• Given records:
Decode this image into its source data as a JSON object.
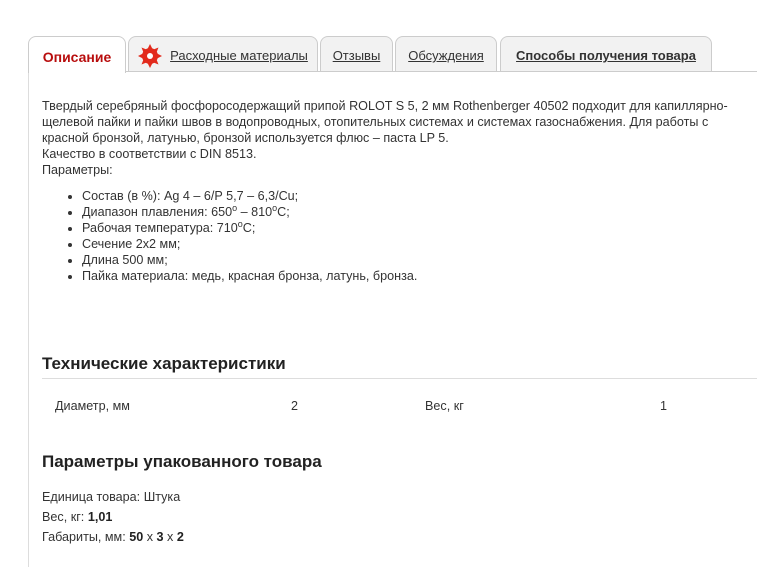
{
  "tabs": [
    {
      "label": "Описание",
      "active": true
    },
    {
      "label": "Расходные материалы",
      "icon": "saw-blade-icon"
    },
    {
      "label": "Отзывы"
    },
    {
      "label": "Обсуждения"
    },
    {
      "label": "Способы получения товара"
    }
  ],
  "description": {
    "text": "Твердый серебряный фосфоросодержащий припой ROLOT S 5, 2 мм Rothenberger 40502 подходит для капиллярно-щелевой пайки и пайки швов в водопроводных, отопительных системах и системах газоснабжения. Для работы с красной бронзой, латунью, бронзой используется флюс – паста LP 5.",
    "quality": "Качество в соответствии с DIN 8513.",
    "params_label": "Параметры:",
    "params": {
      "composition": "Состав (в %): Ag 4 – 6/P 5,7 – 6,3/Cu;",
      "melting_prefix": "Диапазон плавления: 650",
      "melting_mid": " – 810",
      "melting_suffix": "C;",
      "work_prefix": "Рабочая температура: 710",
      "work_suffix": "C;",
      "degree": "о",
      "section": "Сечение 2х2 мм;",
      "length": "Длина 500 мм;",
      "materials": "Пайка материала: медь, красная бронза, латунь, бронза."
    }
  },
  "tech": {
    "title": "Технические характеристики",
    "rows": [
      {
        "label": "Диаметр, мм",
        "value": "2"
      },
      {
        "label": "Вес, кг",
        "value": "1"
      }
    ]
  },
  "package": {
    "title": "Параметры упакованного товара",
    "unit_label": "Единица товара: ",
    "unit_value": "Штука",
    "weight_label": "Вес, кг: ",
    "weight_value": "1,01",
    "dims_label": "Габариты, мм: ",
    "dim_a": "50",
    "dim_b": "3",
    "dim_c": "2",
    "sep": " x "
  },
  "colors": {
    "accent": "#b80d0d",
    "icon": "#e22a1c",
    "tab_bg": "#f2f2f2",
    "border": "#cccccc"
  }
}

• What is asked:
Count each line where the string "Параметры" occurs, and write only the number.

• Task answer:
2